Par un arrêt en date du 14 décembre 1995, la Cour de justice des Communautés européennes, saisie sur renvoi préjudiciel par la Cour de cassation française, a précisé les conditions de compatibilité d’une fiscalité progressive sur les véhicules automobiles avec les dispositions de l’article 95 du traité instituant la Communauté européenne. En l’espèce, une contribuable s’était acquittée d’une taxe différentielle sur son véhicule importé de forte puissance, dont le montant résultait d’une loi nationale du 30 décembre 1987. Elle soutenait que le système d’imposition, qui prévoyait une augmentation sensible de la progressivité de la taxe pour les tranches de puissance fiscale les plus élevées, constituait une mesure discriminatoire, dans la mesure où ces tranches ne concernaient que des véhicules d’importation.

Tâches à réaliser:
A – Relevez tous les nombres écrits en chiffres dans l'extrait, dans leur ordre d'apparition.
B – Recopiez le passage de l'extrait qui va de « Par un arrêt » jusqu'à « des véhicules d’importation. », en substituant « propriétaire » à « contribuable ».

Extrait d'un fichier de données
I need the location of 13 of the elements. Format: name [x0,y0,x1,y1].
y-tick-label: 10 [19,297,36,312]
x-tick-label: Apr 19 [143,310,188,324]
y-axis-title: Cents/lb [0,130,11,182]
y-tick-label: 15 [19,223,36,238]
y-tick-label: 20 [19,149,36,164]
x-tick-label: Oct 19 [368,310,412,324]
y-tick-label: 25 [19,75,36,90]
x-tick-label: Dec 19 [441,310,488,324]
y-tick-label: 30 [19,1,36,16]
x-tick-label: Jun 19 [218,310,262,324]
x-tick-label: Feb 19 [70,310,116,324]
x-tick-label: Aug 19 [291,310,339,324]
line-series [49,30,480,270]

Résultats par tâche:
A – 14, 1995, 95, 30, 1987

B –
Par un arrêt en date du 14 décembre 1995, la Cour de justice des Communautés européennes, saisie sur renvoi préjudiciel par la Cour de cassation française, a précisé les conditions de compatibilité d’une fiscalité progressive sur les véhicules automobiles avec les dispositions de l’article 95 du traité instituant la Communauté européenne. En l’espèce, une propriétaire s’était acquittée d’une taxe différentielle sur son véhicule importé de forte puissance, dont le montant résultait d’une loi nationale du 30 décembre 1987. Elle soutenait que le système d’imposition, qui prévoyait une augmentation sensible de la progressivité de la taxe pour les tranches de puissance fiscale les plus élevées, constituait une mesure discriminatoire, dans la mesure où ces tranches ne concernaient que des véhicules d’importation.